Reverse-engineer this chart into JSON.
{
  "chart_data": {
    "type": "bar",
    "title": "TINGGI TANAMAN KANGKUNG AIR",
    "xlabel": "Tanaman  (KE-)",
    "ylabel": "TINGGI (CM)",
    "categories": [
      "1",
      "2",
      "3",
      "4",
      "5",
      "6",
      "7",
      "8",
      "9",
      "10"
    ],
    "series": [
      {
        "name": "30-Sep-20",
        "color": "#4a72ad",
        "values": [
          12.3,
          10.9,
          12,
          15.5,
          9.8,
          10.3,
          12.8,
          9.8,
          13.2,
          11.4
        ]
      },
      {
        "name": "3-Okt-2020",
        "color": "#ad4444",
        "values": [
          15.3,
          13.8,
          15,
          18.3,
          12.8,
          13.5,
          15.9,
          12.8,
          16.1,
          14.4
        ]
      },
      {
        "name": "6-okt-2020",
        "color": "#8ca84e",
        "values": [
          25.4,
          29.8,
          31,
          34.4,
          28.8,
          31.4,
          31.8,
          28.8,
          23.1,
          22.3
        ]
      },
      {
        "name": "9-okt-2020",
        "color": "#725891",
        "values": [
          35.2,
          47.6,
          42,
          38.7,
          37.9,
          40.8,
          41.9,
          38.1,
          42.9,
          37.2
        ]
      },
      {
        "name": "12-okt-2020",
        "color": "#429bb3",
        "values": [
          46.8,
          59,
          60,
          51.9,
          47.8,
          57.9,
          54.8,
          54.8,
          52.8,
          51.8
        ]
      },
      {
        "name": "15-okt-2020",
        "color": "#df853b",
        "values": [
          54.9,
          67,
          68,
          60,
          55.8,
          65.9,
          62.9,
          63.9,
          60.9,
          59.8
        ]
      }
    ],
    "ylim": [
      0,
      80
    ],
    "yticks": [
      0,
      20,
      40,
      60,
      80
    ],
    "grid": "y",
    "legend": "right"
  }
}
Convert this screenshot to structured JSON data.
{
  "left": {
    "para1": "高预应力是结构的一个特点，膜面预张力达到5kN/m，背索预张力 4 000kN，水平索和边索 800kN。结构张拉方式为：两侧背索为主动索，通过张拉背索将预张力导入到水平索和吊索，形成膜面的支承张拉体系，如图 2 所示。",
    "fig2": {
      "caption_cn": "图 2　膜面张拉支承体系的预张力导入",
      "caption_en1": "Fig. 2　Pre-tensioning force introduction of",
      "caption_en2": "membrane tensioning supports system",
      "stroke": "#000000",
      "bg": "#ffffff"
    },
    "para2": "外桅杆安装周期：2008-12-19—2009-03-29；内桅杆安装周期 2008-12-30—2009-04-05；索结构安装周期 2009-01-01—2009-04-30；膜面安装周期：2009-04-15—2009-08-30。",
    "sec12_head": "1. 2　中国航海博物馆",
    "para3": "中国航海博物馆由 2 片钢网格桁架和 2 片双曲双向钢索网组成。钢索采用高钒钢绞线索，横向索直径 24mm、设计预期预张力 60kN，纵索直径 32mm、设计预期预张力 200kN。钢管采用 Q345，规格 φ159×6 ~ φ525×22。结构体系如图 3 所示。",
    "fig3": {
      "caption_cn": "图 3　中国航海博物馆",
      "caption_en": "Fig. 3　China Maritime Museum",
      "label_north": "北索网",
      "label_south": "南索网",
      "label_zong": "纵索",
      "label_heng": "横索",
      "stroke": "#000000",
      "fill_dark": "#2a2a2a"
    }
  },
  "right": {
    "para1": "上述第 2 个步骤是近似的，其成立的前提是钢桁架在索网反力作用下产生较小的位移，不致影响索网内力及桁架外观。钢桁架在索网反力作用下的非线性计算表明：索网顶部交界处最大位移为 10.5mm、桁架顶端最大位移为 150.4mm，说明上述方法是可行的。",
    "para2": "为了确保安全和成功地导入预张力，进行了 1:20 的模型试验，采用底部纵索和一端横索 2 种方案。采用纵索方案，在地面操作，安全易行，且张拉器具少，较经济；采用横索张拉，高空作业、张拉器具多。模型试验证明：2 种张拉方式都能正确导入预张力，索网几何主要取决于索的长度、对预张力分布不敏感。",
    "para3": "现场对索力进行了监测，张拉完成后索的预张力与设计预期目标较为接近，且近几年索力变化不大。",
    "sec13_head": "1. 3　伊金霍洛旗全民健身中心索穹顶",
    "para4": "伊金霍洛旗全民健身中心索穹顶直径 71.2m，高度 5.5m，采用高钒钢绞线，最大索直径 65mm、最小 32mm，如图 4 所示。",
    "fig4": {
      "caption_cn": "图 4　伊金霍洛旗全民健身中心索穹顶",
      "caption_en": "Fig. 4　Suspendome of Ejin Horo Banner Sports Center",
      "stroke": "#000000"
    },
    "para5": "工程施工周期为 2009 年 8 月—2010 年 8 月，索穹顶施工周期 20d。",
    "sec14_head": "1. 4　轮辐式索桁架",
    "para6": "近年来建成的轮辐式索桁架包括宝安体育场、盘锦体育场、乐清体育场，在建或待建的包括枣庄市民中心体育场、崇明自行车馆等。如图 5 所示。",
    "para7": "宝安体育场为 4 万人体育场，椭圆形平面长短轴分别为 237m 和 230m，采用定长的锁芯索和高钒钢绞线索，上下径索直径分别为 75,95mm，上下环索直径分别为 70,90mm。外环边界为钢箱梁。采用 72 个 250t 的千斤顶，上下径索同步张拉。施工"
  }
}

^^^^

> [Task to carry out] Reproduce the data in full, exactly as presented.

> [Solution below]
Reverse-engineer this chart into JSON.
{
  "chart_data": {
    "type": "bar",
    "title": "TINGGI TANAMAN KANGKUNG AIR",
    "xlabel": "Tanaman  (KE-)",
    "ylabel": "TINGGI (CM)",
    "categories": [
      "1",
      "2",
      "3",
      "4",
      "5",
      "6",
      "7",
      "8",
      "9",
      "10"
    ],
    "series": [
      {
        "name": "30-Sep-20",
        "color": "#4a72ad",
        "values": [
          12.3,
          10.9,
          12,
          15.5,
          9.8,
          10.3,
          12.8,
          9.8,
          13.2,
          11.4
        ]
      },
      {
        "name": "3-Okt-2020",
        "color": "#ad4444",
        "values": [
          15.3,
          13.8,
          15,
          18.3,
          12.8,
          13.5,
          15.9,
          12.8,
          16.1,
          14.4
        ]
      },
      {
        "name": "6-okt-2020",
        "color": "#8ca84e",
        "values": [
          25.4,
          29.8,
          31,
          34.4,
          28.8,
          31.4,
          31.8,
          28.8,
          23.1,
          22.3
        ]
      },
      {
        "name": "9-okt-2020",
        "color": "#725891",
        "values": [
          35.2,
          47.6,
          42,
          38.7,
          37.9,
          40.8,
          41.9,
          38.1,
          42.9,
          37.2
        ]
      },
      {
        "name": "12-okt-2020",
        "color": "#429bb3",
        "values": [
          46.8,
          59,
          60,
          51.9,
          47.8,
          57.9,
          54.8,
          54.8,
          52.8,
          51.8
        ]
      },
      {
        "name": "15-okt-2020",
        "color": "#df853b",
        "values": [
          54.9,
          67,
          68,
          60,
          55.8,
          65.9,
          62.9,
          63.9,
          60.9,
          59.8
        ]
      }
    ],
    "ylim": [
      0,
      80
    ],
    "yticks": [
      0,
      20,
      40,
      60,
      80
    ],
    "grid": "y",
    "legend": "right"
  }
}
Convert this screenshot to structured JSON data.
{
  "left": {
    "para1": "高预应力是结构的一个特点，膜面预张力达到5kN/m，背索预张力 4 000kN，水平索和边索 800kN。结构张拉方式为：两侧背索为主动索，通过张拉背索将预张力导入到水平索和吊索，形成膜面的支承张拉体系，如图 2 所示。",
    "fig2": {
      "caption_cn": "图 2　膜面张拉支承体系的预张力导入",
      "caption_en1": "Fig. 2　Pre-tensioning force introduction of",
      "caption_en2": "membrane tensioning supports system",
      "stroke": "#000000",
      "bg": "#ffffff"
    },
    "para2": "外桅杆安装周期：2008-12-19—2009-03-29；内桅杆安装周期 2008-12-30—2009-04-05；索结构安装周期 2009-01-01—2009-04-30；膜面安装周期：2009-04-15—2009-08-30。",
    "sec12_head": "1. 2　中国航海博物馆",
    "para3": "中国航海博物馆由 2 片钢网格桁架和 2 片双曲双向钢索网组成。钢索采用高钒钢绞线索，横向索直径 24mm、设计预期预张力 60kN，纵索直径 32mm、设计预期预张力 200kN。钢管采用 Q345，规格 φ159×6 ~ φ525×22。结构体系如图 3 所示。",
    "fig3": {
      "caption_cn": "图 3　中国航海博物馆",
      "caption_en": "Fig. 3　China Maritime Museum",
      "label_north": "北索网",
      "label_south": "南索网",
      "label_zong": "纵索",
      "label_heng": "横索",
      "stroke": "#000000",
      "fill_dark": "#2a2a2a"
    }
  },
  "right": {
    "para1": "上述第 2 个步骤是近似的，其成立的前提是钢桁架在索网反力作用下产生较小的位移，不致影响索网内力及桁架外观。钢桁架在索网反力作用下的非线性计算表明：索网顶部交界处最大位移为 10.5mm、桁架顶端最大位移为 150.4mm，说明上述方法是可行的。",
    "para2": "为了确保安全和成功地导入预张力，进行了 1:20 的模型试验，采用底部纵索和一端横索 2 种方案。采用纵索方案，在地面操作，安全易行，且张拉器具少，较经济；采用横索张拉，高空作业、张拉器具多。模型试验证明：2 种张拉方式都能正确导入预张力，索网几何主要取决于索的长度、对预张力分布不敏感。",
    "para3": "现场对索力进行了监测，张拉完成后索的预张力与设计预期目标较为接近，且近几年索力变化不大。",
    "sec13_head": "1. 3　伊金霍洛旗全民健身中心索穹顶",
    "para4": "伊金霍洛旗全民健身中心索穹顶直径 71.2m，高度 5.5m，采用高钒钢绞线，最大索直径 65mm、最小 32mm，如图 4 所示。",
    "fig4": {
      "caption_cn": "图 4　伊金霍洛旗全民健身中心索穹顶",
      "caption_en": "Fig. 4　Suspendome of Ejin Horo Banner Sports Center",
      "stroke": "#000000"
    },
    "para5": "工程施工周期为 2009 年 8 月—2010 年 8 月，索穹顶施工周期 20d。",
    "sec14_head": "1. 4　轮辐式索桁架",
    "para6": "近年来建成的轮辐式索桁架包括宝安体育场、盘锦体育场、乐清体育场，在建或待建的包括枣庄市民中心体育场、崇明自行车馆等。如图 5 所示。",
    "para7": "宝安体育场为 4 万人体育场，椭圆形平面长短轴分别为 237m 和 230m，采用定长的锁芯索和高钒钢绞线索，上下径索直径分别为 75,95mm，上下环索直径分别为 70,90mm。外环边界为钢箱梁。采用 72 个 250t 的千斤顶，上下径索同步张拉。施工"
  }
}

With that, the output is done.